*Collected data*:
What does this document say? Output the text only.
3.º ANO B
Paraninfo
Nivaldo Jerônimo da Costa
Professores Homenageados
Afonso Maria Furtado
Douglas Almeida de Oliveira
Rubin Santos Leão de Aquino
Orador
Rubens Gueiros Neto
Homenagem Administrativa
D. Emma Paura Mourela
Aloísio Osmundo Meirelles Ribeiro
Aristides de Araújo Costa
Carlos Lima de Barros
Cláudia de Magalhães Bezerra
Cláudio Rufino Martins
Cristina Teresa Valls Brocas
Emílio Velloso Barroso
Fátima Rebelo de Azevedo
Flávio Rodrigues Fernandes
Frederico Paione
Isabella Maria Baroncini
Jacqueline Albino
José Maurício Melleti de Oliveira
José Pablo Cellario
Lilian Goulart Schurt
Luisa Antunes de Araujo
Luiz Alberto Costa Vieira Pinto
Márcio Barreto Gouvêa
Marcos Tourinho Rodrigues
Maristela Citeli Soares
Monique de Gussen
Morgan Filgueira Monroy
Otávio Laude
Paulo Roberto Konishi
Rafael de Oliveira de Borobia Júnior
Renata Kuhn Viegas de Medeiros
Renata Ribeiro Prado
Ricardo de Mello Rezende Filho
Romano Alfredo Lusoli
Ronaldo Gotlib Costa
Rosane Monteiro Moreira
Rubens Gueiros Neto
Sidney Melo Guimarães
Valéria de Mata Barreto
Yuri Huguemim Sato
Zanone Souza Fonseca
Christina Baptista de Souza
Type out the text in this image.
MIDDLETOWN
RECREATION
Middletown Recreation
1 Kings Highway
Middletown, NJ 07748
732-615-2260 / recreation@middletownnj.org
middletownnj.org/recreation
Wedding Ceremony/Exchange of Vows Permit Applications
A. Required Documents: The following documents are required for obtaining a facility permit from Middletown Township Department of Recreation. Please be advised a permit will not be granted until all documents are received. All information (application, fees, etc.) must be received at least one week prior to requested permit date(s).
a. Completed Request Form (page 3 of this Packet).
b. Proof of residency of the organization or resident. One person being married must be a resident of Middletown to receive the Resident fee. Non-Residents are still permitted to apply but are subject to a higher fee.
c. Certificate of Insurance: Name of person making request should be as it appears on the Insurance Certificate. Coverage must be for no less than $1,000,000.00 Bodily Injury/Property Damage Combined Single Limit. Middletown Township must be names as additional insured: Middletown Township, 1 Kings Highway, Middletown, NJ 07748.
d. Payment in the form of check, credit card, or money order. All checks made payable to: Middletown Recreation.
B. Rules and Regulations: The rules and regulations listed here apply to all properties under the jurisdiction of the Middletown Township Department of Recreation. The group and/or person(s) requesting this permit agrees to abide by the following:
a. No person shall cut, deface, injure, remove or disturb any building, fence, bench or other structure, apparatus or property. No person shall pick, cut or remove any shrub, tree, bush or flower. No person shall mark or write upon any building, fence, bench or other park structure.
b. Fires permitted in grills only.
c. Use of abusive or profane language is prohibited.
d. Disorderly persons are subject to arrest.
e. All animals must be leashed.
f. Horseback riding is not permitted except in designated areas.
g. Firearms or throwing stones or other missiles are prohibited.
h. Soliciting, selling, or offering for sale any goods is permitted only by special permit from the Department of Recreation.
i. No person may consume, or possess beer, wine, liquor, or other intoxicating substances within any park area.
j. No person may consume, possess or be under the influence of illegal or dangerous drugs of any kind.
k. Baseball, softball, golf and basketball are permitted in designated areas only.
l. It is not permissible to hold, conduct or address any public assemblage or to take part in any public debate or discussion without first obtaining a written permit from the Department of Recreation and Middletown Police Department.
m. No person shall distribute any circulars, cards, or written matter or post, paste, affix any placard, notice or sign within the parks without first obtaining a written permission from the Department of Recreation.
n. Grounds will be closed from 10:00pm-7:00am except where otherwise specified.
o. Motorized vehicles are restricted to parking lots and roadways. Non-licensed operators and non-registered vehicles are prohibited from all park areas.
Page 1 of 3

*Written request*:
Would you reproduce the material above in full, exactly as given?

*Expected answer*:
What does this document say? Output the text only.
3.º ANO B
Paraninfo
Nivaldo Jerônimo da Costa
Professores Homenageados
Afonso Maria Furtado
Douglas Almeida de Oliveira
Rubin Santos Leão de Aquino
Orador
Rubens Gueiros Neto
Homenagem Administrativa
D. Emma Paura Mourela
Aloísio Osmundo Meirelles Ribeiro
Aristides de Araújo Costa
Carlos Lima de Barros
Cláudia de Magalhães Bezerra
Cláudio Rufino Martins
Cristina Teresa Valls Brocas
Emílio Velloso Barroso
Fátima Rebelo de Azevedo
Flávio Rodrigues Fernandes
Frederico Paione
Isabella Maria Baroncini
Jacqueline Albino
José Maurício Melleti de Oliveira
José Pablo Cellario
Lilian Goulart Schurt
Luisa Antunes de Araujo
Luiz Alberto Costa Vieira Pinto
Márcio Barreto Gouvêa
Marcos Tourinho Rodrigues
Maristela Citeli Soares
Monique de Gussen
Morgan Filgueira Monroy
Otávio Laude
Paulo Roberto Konishi
Rafael de Oliveira de Borobia Júnior
Renata Kuhn Viegas de Medeiros
Renata Ribeiro Prado
Ricardo de Mello Rezende Filho
Romano Alfredo Lusoli
Ronaldo Gotlib Costa
Rosane Monteiro Moreira
Rubens Gueiros Neto
Sidney Melo Guimarães
Valéria de Mata Barreto
Yuri Huguemim Sato
Zanone Souza Fonseca
Christina Baptista de Souza
Type out the text in this image.
MIDDLETOWN
RECREATION
Middletown Recreation
1 Kings Highway
Middletown, NJ 07748
732-615-2260 / recreation@middletownnj.org
middletownnj.org/recreation
Wedding Ceremony/Exchange of Vows Permit Applications
A. Required Documents: The following documents are required for obtaining a facility permit from Middletown Township Department of Recreation. Please be advised a permit will not be granted until all documents are received. All information (application, fees, etc.) must be received at least one week prior to requested permit date(s).
a. Completed Request Form (page 3 of this Packet).
b. Proof of residency of the organization or resident. One person being married must be a resident of Middletown to receive the Resident fee. Non-Residents are still permitted to apply but are subject to a higher fee.
c. Certificate of Insurance: Name of person making request should be as it appears on the Insurance Certificate. Coverage must be for no less than $1,000,000.00 Bodily Injury/Property Damage Combined Single Limit. Middletown Township must be names as additional insured: Middletown Township, 1 Kings Highway, Middletown, NJ 07748.
d. Payment in the form of check, credit card, or money order. All checks made payable to: Middletown Recreation.
B. Rules and Regulations: The rules and regulations listed here apply to all properties under the jurisdiction of the Middletown Township Department of Recreation. The group and/or person(s) requesting this permit agrees to abide by the following:
a. No person shall cut, deface, injure, remove or disturb any building, fence, bench or other structure, apparatus or property. No person shall pick, cut or remove any shrub, tree, bush or flower. No person shall mark or write upon any building, fence, bench or other park structure.
b. Fires permitted in grills only.
c. Use of abusive or profane language is prohibited.
d. Disorderly persons are subject to arrest.
e. All animals must be leashed.
f. Horseback riding is not permitted except in designated areas.
g. Firearms or throwing stones or other missiles are prohibited.
h. Soliciting, selling, or offering for sale any goods is permitted only by special permit from the Department of Recreation.
i. No person may consume, or possess beer, wine, liquor, or other intoxicating substances within any park area.
j. No person may consume, possess or be under the influence of illegal or dangerous drugs of any kind.
k. Baseball, softball, golf and basketball are permitted in designated areas only.
l. It is not permissible to hold, conduct or address any public assemblage or to take part in any public debate or discussion without first obtaining a written permit from the Department of Recreation and Middletown Police Department.
m. No person shall distribute any circulars, cards, or written matter or post, paste, affix any placard, notice or sign within the parks without first obtaining a written permission from the Department of Recreation.
n. Grounds will be closed from 10:00pm-7:00am except where otherwise specified.
o. Motorized vehicles are restricted to parking lots and roadways. Non-licensed operators and non-registered vehicles are prohibited from all park areas.
Page 1 of 3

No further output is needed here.